[Dataset entries]
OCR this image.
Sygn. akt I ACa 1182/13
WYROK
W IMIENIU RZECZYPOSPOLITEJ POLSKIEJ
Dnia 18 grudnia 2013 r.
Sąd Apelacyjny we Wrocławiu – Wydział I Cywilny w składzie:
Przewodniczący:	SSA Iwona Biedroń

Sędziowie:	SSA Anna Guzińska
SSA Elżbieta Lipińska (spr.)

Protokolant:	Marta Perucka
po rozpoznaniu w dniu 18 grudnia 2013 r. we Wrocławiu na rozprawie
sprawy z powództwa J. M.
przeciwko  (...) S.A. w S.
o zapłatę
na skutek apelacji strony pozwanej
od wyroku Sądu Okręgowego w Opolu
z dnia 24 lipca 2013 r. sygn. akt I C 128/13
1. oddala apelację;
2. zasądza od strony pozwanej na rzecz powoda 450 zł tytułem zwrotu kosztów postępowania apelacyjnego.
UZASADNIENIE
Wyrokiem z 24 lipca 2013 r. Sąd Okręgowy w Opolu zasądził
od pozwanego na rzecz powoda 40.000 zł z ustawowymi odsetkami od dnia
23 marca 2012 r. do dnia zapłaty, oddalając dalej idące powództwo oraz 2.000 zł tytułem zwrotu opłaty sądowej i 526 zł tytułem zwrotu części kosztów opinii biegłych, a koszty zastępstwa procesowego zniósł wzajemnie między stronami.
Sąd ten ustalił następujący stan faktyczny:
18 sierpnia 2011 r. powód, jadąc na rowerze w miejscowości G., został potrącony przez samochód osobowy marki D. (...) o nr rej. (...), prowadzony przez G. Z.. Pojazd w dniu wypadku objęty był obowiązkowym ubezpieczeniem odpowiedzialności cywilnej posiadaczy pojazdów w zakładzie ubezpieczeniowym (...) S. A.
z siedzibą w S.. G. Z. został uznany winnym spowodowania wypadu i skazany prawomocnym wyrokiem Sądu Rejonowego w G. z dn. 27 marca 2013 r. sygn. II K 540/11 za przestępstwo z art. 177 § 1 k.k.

PROBLEM REQUIREMENTS
Retype the records in full. Keep every line identical to the original.

SOLVED EXERCISE
OCR this image.
Sygn. akt I ACa 1182/13
WYROK
W IMIENIU RZECZYPOSPOLITEJ POLSKIEJ
Dnia 18 grudnia 2013 r.
Sąd Apelacyjny we Wrocławiu – Wydział I Cywilny w składzie:
Przewodniczący:	SSA Iwona Biedroń

Sędziowie:	SSA Anna Guzińska
SSA Elżbieta Lipińska (spr.)

Protokolant:	Marta Perucka
po rozpoznaniu w dniu 18 grudnia 2013 r. we Wrocławiu na rozprawie
sprawy z powództwa J. M.
przeciwko  (...) S.A. w S.
o zapłatę
na skutek apelacji strony pozwanej
od wyroku Sądu Okręgowego w Opolu
z dnia 24 lipca 2013 r. sygn. akt I C 128/13
1. oddala apelację;
2. zasądza od strony pozwanej na rzecz powoda 450 zł tytułem zwrotu kosztów postępowania apelacyjnego.
UZASADNIENIE
Wyrokiem z 24 lipca 2013 r. Sąd Okręgowy w Opolu zasądził
od pozwanego na rzecz powoda 40.000 zł z ustawowymi odsetkami od dnia
23 marca 2012 r. do dnia zapłaty, oddalając dalej idące powództwo oraz 2.000 zł tytułem zwrotu opłaty sądowej i 526 zł tytułem zwrotu części kosztów opinii biegłych, a koszty zastępstwa procesowego zniósł wzajemnie między stronami.
Sąd ten ustalił następujący stan faktyczny:
18 sierpnia 2011 r. powód, jadąc na rowerze w miejscowości G., został potrącony przez samochód osobowy marki D. (...) o nr rej. (...), prowadzony przez G. Z.. Pojazd w dniu wypadku objęty był obowiązkowym ubezpieczeniem odpowiedzialności cywilnej posiadaczy pojazdów w zakładzie ubezpieczeniowym (...) S. A.
z siedzibą w S.. G. Z. został uznany winnym spowodowania wypadu i skazany prawomocnym wyrokiem Sądu Rejonowego w G. z dn. 27 marca 2013 r. sygn. II K 540/11 za przestępstwo z art. 177 § 1 k.k.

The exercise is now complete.